begin Material for this exercise

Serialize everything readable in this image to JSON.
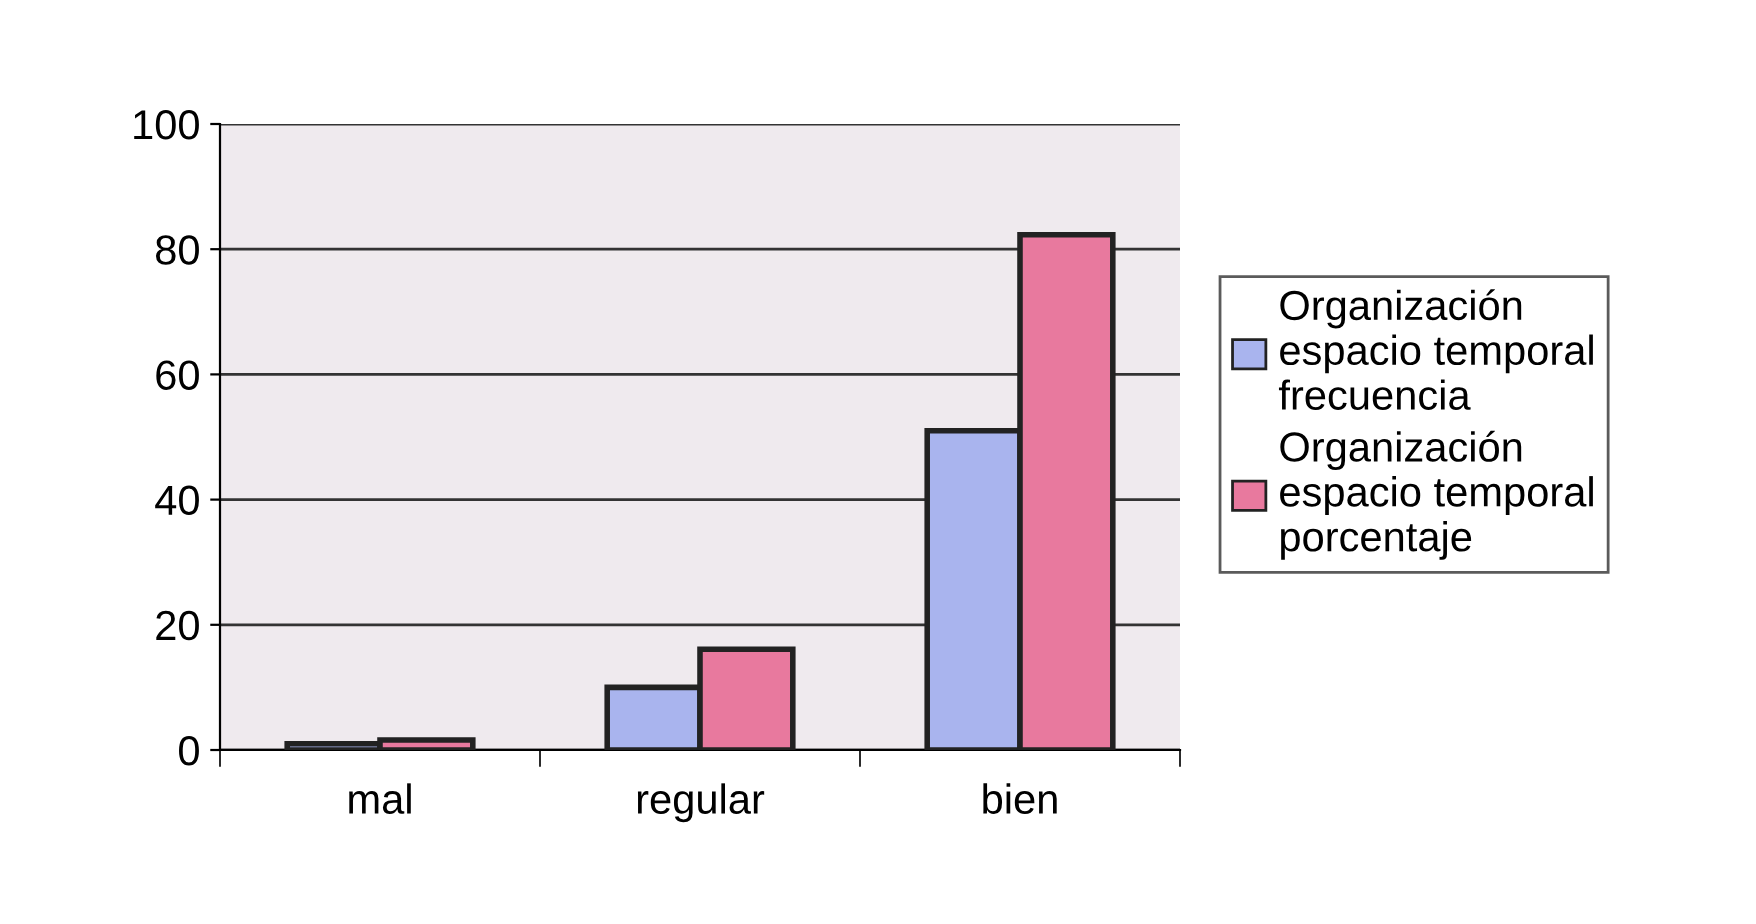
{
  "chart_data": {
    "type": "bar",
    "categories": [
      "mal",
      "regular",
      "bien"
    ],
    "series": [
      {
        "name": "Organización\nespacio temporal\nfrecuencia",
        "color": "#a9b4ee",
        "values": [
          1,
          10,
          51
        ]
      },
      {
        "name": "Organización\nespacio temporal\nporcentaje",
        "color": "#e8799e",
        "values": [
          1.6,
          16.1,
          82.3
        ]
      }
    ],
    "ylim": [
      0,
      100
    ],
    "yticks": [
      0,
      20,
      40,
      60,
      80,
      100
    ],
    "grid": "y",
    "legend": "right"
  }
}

end Material for this exercise
begin Material for this exercise

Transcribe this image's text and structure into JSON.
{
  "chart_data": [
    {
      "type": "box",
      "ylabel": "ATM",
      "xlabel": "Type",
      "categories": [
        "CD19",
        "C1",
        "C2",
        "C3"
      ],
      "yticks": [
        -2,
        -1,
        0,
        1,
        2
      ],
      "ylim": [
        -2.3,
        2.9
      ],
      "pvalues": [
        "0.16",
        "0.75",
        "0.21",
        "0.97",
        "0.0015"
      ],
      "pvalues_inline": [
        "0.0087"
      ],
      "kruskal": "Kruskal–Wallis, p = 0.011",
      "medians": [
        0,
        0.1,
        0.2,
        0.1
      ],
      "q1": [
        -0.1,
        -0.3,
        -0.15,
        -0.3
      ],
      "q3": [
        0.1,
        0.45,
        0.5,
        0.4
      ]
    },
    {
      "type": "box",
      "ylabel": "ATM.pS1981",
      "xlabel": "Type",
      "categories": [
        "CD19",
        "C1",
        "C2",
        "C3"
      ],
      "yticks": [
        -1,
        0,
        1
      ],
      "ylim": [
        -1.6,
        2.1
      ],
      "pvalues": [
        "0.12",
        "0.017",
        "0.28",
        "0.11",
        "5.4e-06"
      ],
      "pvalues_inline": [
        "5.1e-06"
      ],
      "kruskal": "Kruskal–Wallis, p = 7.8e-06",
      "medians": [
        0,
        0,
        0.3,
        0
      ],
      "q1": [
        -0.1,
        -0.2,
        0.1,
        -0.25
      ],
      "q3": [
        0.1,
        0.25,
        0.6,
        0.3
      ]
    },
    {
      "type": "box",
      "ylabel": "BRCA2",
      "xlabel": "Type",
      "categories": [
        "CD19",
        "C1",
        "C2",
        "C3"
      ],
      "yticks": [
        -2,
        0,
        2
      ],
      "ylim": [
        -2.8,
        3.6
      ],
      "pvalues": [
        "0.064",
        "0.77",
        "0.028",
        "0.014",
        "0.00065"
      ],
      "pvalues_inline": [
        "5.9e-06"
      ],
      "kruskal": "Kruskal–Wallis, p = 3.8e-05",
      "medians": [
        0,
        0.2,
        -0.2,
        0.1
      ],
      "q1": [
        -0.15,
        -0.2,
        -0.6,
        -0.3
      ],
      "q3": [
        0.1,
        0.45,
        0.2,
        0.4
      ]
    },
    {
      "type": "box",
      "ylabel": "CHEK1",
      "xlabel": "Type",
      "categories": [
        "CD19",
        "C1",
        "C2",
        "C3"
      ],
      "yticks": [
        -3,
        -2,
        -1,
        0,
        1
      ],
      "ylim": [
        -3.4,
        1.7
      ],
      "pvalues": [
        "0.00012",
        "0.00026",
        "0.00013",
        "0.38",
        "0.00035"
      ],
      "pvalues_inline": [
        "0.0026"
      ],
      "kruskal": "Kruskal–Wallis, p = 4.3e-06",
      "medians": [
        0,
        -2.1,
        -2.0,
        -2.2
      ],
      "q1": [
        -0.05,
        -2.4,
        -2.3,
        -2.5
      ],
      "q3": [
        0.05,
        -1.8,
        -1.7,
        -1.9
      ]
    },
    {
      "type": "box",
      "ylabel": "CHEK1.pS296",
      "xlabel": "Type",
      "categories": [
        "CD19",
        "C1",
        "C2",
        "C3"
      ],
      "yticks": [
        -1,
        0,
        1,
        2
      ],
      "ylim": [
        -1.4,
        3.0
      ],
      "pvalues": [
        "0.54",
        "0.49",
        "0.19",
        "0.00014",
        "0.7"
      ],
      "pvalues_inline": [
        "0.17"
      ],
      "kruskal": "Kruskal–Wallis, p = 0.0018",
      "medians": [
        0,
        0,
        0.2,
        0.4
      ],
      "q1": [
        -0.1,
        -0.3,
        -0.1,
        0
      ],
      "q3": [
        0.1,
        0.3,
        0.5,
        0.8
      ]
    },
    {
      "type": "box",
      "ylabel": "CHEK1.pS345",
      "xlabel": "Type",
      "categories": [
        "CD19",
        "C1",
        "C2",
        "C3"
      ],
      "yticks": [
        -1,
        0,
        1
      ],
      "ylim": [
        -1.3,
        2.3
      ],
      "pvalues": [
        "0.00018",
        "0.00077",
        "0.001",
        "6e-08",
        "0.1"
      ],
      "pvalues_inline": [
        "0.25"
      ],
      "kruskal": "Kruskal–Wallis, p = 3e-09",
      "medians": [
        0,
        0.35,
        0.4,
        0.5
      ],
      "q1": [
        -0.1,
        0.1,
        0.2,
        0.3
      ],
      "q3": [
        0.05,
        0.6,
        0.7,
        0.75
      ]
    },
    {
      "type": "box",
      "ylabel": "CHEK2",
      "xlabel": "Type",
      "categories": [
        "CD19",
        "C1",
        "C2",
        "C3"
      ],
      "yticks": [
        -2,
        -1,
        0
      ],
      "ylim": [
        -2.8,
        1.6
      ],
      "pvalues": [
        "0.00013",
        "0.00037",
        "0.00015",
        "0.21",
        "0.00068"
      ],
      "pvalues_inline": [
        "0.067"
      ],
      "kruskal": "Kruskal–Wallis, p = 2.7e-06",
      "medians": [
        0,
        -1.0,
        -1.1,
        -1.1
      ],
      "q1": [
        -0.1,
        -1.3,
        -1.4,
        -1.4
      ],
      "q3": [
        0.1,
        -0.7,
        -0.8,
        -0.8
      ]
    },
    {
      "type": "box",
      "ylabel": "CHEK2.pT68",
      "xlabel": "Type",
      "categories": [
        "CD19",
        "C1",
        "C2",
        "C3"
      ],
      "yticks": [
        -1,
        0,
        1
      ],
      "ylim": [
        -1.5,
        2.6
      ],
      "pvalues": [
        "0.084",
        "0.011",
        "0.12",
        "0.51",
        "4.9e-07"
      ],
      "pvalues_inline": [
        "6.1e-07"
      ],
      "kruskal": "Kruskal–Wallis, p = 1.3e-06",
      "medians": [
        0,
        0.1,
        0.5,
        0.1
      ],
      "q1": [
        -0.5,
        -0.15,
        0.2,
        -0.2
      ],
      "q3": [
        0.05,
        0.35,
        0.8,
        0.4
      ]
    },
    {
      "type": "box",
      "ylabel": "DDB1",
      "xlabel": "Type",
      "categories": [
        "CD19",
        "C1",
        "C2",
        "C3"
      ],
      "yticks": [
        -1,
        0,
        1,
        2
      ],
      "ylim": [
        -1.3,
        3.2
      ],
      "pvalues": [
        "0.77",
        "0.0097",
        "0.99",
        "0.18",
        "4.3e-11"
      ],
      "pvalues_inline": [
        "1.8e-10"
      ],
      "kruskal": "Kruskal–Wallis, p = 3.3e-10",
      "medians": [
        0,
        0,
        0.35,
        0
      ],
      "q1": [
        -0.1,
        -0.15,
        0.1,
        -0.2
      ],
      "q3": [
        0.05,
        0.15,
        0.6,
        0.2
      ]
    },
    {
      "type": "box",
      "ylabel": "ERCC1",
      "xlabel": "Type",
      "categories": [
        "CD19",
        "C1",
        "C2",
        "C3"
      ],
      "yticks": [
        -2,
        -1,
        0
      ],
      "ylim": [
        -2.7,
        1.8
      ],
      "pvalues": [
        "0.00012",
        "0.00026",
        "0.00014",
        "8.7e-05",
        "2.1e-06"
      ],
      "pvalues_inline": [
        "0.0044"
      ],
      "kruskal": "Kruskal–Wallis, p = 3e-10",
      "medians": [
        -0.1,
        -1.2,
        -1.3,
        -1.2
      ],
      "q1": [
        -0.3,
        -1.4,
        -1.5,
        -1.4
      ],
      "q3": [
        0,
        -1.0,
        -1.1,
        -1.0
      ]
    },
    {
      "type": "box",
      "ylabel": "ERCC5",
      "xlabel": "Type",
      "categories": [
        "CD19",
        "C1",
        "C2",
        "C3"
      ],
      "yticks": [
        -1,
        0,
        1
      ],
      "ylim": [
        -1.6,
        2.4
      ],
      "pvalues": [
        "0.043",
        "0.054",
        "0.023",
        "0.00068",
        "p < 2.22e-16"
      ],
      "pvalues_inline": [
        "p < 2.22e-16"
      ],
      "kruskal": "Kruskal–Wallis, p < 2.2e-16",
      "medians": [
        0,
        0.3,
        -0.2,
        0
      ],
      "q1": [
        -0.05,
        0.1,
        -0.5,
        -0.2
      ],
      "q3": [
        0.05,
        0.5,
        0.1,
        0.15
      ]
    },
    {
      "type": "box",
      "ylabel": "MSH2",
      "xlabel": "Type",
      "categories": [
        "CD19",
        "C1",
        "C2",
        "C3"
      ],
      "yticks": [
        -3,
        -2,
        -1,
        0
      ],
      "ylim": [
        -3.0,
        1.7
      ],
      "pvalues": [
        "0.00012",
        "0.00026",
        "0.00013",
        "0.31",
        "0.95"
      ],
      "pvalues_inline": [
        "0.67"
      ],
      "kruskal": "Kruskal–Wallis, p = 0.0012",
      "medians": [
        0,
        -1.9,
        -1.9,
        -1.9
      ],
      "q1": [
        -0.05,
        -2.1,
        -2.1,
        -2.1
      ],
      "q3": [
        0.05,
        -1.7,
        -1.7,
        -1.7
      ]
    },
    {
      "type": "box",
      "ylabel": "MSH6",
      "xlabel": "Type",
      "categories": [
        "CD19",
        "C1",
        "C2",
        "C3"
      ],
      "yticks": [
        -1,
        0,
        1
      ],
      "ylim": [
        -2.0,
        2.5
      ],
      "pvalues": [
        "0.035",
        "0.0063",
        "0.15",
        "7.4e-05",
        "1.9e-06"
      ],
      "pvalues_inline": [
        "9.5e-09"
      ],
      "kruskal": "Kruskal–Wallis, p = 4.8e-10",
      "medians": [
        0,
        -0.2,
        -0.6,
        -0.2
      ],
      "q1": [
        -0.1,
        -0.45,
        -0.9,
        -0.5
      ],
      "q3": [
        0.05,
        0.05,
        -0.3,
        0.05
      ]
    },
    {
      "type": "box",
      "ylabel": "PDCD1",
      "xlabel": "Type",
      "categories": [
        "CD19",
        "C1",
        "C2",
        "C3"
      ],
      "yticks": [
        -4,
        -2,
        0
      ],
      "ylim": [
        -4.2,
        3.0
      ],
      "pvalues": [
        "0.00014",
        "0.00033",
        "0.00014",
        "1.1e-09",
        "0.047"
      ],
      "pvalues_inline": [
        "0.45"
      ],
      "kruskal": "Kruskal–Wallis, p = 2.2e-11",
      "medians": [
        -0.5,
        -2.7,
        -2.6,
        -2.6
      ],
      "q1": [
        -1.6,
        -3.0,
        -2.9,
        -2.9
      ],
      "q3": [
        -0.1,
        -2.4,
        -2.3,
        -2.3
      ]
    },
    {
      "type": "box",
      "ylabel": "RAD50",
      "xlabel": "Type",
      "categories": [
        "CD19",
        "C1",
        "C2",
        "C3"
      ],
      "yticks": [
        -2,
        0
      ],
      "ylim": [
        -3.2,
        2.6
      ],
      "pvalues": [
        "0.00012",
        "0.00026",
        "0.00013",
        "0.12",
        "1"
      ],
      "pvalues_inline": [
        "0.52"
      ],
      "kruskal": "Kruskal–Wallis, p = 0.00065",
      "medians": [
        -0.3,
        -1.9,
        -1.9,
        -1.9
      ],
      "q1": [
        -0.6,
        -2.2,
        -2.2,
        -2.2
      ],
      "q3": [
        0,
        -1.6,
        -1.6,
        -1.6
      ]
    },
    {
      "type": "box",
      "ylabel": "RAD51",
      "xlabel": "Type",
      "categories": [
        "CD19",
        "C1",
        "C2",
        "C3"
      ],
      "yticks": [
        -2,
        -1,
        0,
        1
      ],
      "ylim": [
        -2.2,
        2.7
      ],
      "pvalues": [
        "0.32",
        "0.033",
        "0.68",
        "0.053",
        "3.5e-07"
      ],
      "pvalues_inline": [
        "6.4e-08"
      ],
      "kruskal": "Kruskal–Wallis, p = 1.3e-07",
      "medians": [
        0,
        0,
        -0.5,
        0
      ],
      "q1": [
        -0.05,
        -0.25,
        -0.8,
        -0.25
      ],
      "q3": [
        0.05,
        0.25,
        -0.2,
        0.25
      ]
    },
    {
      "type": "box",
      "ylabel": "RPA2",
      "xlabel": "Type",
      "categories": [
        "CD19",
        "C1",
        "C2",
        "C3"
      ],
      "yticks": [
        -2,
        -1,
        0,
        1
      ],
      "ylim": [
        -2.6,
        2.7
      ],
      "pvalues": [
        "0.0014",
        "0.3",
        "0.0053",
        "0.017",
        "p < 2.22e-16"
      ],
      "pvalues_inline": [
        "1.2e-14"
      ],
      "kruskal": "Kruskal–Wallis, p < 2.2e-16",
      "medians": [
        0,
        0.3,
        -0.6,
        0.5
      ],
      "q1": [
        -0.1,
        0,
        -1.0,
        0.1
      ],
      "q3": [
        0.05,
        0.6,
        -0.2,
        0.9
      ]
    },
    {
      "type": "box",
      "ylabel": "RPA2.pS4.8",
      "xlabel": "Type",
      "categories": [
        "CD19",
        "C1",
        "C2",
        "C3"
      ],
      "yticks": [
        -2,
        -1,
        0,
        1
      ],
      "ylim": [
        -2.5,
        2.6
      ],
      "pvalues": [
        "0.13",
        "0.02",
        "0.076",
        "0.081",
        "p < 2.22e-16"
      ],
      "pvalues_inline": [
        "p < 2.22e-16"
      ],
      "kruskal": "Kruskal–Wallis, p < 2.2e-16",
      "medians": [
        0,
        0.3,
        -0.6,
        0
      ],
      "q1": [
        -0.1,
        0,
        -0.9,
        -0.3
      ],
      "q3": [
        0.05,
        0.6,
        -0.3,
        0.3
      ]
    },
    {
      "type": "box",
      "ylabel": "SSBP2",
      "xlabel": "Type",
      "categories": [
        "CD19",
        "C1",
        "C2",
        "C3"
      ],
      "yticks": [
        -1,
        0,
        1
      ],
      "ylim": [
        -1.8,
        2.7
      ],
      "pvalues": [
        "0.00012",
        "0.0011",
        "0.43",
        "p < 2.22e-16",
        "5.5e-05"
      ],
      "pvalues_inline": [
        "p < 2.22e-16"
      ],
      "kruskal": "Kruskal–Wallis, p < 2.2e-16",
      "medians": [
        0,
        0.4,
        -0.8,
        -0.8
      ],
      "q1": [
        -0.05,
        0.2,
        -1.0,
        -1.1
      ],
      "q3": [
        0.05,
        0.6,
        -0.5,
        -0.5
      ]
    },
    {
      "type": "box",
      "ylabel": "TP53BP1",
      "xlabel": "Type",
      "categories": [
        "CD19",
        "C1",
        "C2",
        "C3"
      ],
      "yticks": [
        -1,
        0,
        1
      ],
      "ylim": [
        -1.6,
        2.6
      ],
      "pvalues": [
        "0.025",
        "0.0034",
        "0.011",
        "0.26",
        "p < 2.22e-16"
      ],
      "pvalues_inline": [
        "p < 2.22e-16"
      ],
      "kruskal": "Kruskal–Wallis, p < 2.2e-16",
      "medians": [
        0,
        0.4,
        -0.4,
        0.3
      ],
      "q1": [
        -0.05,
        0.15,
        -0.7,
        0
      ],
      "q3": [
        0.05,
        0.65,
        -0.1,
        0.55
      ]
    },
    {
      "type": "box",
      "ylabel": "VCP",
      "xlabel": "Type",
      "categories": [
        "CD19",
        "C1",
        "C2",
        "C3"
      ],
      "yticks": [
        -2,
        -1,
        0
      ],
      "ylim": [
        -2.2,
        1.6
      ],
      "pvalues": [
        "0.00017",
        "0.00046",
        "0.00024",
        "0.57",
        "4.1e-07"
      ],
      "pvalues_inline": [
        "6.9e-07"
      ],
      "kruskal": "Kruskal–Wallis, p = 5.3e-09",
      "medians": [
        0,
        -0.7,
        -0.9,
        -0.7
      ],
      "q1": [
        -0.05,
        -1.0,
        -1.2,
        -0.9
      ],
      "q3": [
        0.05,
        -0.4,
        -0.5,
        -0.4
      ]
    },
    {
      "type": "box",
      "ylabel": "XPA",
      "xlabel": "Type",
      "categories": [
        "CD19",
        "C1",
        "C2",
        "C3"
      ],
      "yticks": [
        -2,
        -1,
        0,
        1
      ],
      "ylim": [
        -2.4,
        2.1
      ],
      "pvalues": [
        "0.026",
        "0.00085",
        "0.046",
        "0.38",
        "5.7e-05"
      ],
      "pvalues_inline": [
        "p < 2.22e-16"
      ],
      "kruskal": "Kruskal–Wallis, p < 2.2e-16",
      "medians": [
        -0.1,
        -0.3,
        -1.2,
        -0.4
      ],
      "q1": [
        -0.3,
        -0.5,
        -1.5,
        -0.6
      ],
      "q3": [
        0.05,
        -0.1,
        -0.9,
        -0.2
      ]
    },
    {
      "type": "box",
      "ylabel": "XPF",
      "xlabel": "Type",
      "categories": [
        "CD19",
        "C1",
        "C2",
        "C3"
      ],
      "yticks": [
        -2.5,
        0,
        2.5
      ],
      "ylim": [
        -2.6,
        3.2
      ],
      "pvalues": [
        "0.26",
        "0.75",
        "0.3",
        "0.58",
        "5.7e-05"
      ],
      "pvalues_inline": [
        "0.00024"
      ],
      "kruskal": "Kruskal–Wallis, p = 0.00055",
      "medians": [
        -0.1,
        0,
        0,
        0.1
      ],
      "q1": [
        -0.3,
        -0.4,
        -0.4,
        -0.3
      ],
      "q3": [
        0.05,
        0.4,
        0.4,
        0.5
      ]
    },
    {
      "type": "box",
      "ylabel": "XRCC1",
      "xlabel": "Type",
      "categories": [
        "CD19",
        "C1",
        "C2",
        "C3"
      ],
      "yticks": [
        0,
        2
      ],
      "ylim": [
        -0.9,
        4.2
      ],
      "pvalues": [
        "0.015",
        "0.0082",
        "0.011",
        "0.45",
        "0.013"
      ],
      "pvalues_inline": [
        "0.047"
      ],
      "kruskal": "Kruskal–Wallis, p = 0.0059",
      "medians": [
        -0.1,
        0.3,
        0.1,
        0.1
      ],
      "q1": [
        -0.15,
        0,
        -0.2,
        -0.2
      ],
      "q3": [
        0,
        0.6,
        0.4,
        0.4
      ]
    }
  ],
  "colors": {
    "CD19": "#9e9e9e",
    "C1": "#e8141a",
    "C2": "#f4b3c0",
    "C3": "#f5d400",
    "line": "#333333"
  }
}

end Material for this exercise

Copy every line that contains the string "name".

        "name": "Organización\nespacio temporal\nfrecuencia",
        "name": "Organización\nespacio temporal\nporcentaje",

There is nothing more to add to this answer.